**Data rows**
==============================

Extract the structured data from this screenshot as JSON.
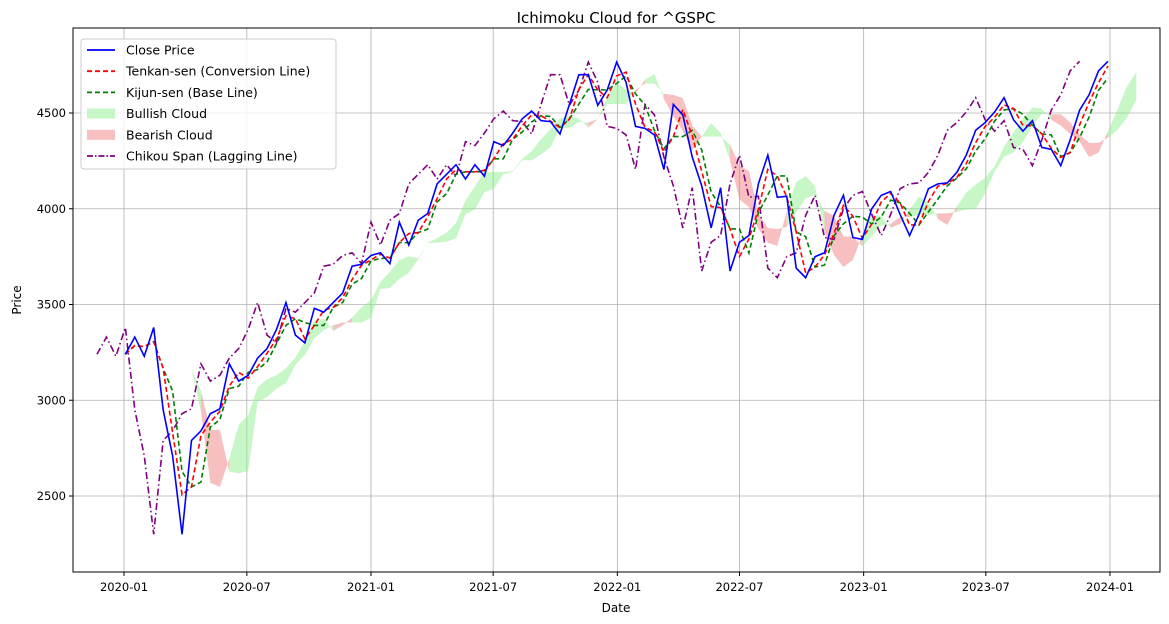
{
  "chart_data": {
    "type": "line",
    "title": "Ichimoku Cloud for ^GSPC",
    "xlabel": "Date",
    "ylabel": "Price",
    "ylim": [
      2103,
      4944
    ],
    "xlim": [
      "2019-11-23",
      "2024-02-10"
    ],
    "grid": true,
    "legend_position": "top-left",
    "x_ticks": [
      "2020-01",
      "2020-07",
      "2021-01",
      "2021-07",
      "2022-01",
      "2022-07",
      "2023-01",
      "2023-07",
      "2024-01"
    ],
    "y_ticks": [
      2500,
      3000,
      3500,
      4000,
      4500
    ],
    "legend": [
      "Close Price",
      "Tenkan-sen (Conversion Line)",
      "Kijun-sen (Base Line)",
      "Bullish Cloud",
      "Bearish Cloud",
      "Chikou Span (Lagging Line)"
    ],
    "colors": {
      "close": "#0000ff",
      "tenkan": "#ff0000",
      "kijun": "#008000",
      "bullish": "#90ee90",
      "bearish": "#f08080",
      "chikou": "#800080"
    },
    "start_date": "2020-01-03",
    "step_days": 14,
    "close": [
      3240,
      3330,
      3230,
      3380,
      2950,
      2710,
      2300,
      2790,
      2840,
      2930,
      2955,
      3190,
      3100,
      3130,
      3220,
      3270,
      3370,
      3510,
      3340,
      3300,
      3480,
      3460,
      3510,
      3560,
      3700,
      3710,
      3756,
      3770,
      3714,
      3930,
      3810,
      3940,
      3975,
      4130,
      4180,
      4230,
      4155,
      4230,
      4170,
      4350,
      4330,
      4395,
      4470,
      4510,
      4460,
      4455,
      4390,
      4545,
      4700,
      4700,
      4540,
      4620,
      4766,
      4660,
      4430,
      4420,
      4385,
      4205,
      4545,
      4490,
      4270,
      4120,
      3900,
      4110,
      3675,
      3825,
      3860,
      4130,
      4280,
      4060,
      4065,
      3690,
      3640,
      3750,
      3770,
      3965,
      4070,
      3850,
      3840,
      4000,
      4070,
      4090,
      3970,
      3860,
      3970,
      4105,
      4130,
      4135,
      4190,
      4280,
      4410,
      4450,
      4505,
      4580,
      4465,
      4405,
      4460,
      4320,
      4310,
      4225,
      4360,
      4515,
      4595,
      4720,
      4770
    ]
  }
}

==============================

**Instructions to follow**
Using the records above, output their complete text exactly, minus any images.

**Worked solution**
Extract the structured data from this screenshot as JSON.
{
  "chart_data": {
    "type": "line",
    "title": "Ichimoku Cloud for ^GSPC",
    "xlabel": "Date",
    "ylabel": "Price",
    "ylim": [
      2103,
      4944
    ],
    "xlim": [
      "2019-11-23",
      "2024-02-10"
    ],
    "grid": true,
    "legend_position": "top-left",
    "x_ticks": [
      "2020-01",
      "2020-07",
      "2021-01",
      "2021-07",
      "2022-01",
      "2022-07",
      "2023-01",
      "2023-07",
      "2024-01"
    ],
    "y_ticks": [
      2500,
      3000,
      3500,
      4000,
      4500
    ],
    "legend": [
      "Close Price",
      "Tenkan-sen (Conversion Line)",
      "Kijun-sen (Base Line)",
      "Bullish Cloud",
      "Bearish Cloud",
      "Chikou Span (Lagging Line)"
    ],
    "colors": {
      "close": "#0000ff",
      "tenkan": "#ff0000",
      "kijun": "#008000",
      "bullish": "#90ee90",
      "bearish": "#f08080",
      "chikou": "#800080"
    },
    "start_date": "2020-01-03",
    "step_days": 14,
    "close": [
      3240,
      3330,
      3230,
      3380,
      2950,
      2710,
      2300,
      2790,
      2840,
      2930,
      2955,
      3190,
      3100,
      3130,
      3220,
      3270,
      3370,
      3510,
      3340,
      3300,
      3480,
      3460,
      3510,
      3560,
      3700,
      3710,
      3756,
      3770,
      3714,
      3930,
      3810,
      3940,
      3975,
      4130,
      4180,
      4230,
      4155,
      4230,
      4170,
      4350,
      4330,
      4395,
      4470,
      4510,
      4460,
      4455,
      4390,
      4545,
      4700,
      4700,
      4540,
      4620,
      4766,
      4660,
      4430,
      4420,
      4385,
      4205,
      4545,
      4490,
      4270,
      4120,
      3900,
      4110,
      3675,
      3825,
      3860,
      4130,
      4280,
      4060,
      4065,
      3690,
      3640,
      3750,
      3770,
      3965,
      4070,
      3850,
      3840,
      4000,
      4070,
      4090,
      3970,
      3860,
      3970,
      4105,
      4130,
      4135,
      4190,
      4280,
      4410,
      4450,
      4505,
      4580,
      4465,
      4405,
      4460,
      4320,
      4310,
      4225,
      4360,
      4515,
      4595,
      4720,
      4770
    ]
  }
}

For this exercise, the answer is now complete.